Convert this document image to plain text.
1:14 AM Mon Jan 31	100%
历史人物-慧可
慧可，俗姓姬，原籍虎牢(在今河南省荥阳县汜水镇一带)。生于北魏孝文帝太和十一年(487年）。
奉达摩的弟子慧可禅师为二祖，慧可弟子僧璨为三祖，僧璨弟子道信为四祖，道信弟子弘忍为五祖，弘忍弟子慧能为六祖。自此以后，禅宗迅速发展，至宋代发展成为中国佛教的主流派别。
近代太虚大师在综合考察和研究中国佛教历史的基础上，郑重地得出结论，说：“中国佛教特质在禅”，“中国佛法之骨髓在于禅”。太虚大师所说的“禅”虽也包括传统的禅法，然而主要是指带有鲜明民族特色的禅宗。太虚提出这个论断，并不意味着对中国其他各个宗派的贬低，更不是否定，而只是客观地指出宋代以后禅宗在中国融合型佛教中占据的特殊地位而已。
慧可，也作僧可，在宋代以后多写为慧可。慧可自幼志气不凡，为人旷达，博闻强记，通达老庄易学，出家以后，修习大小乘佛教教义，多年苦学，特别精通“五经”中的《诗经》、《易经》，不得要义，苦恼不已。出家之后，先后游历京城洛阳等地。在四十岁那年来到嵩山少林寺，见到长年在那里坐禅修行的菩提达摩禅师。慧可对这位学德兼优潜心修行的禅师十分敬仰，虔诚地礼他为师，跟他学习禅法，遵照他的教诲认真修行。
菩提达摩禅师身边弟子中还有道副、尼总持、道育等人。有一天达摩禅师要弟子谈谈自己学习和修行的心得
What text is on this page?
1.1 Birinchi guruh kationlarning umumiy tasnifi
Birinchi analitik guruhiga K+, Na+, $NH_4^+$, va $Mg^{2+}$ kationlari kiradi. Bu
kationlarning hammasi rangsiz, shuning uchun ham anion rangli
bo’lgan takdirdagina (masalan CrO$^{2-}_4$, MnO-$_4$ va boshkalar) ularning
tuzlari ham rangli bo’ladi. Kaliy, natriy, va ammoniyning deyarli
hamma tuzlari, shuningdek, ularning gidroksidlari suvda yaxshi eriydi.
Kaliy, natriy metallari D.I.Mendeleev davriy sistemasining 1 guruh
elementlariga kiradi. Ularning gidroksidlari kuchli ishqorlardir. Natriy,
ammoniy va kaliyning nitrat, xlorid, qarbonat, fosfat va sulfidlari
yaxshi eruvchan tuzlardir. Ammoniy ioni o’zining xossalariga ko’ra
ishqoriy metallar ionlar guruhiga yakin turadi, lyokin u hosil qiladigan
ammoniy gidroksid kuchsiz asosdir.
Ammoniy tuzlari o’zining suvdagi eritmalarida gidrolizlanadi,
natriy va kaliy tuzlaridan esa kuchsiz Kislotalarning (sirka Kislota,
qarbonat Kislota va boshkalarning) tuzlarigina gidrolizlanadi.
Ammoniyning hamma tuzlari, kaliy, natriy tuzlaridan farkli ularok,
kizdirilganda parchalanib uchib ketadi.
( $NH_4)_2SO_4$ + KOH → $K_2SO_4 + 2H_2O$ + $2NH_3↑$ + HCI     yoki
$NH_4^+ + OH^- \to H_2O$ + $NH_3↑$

***

> STATED GOAL:
Look through the listing above and count the lines where the string "tuzlaridan" appears. Report the number only.

> CORRECT OUTPUT:
2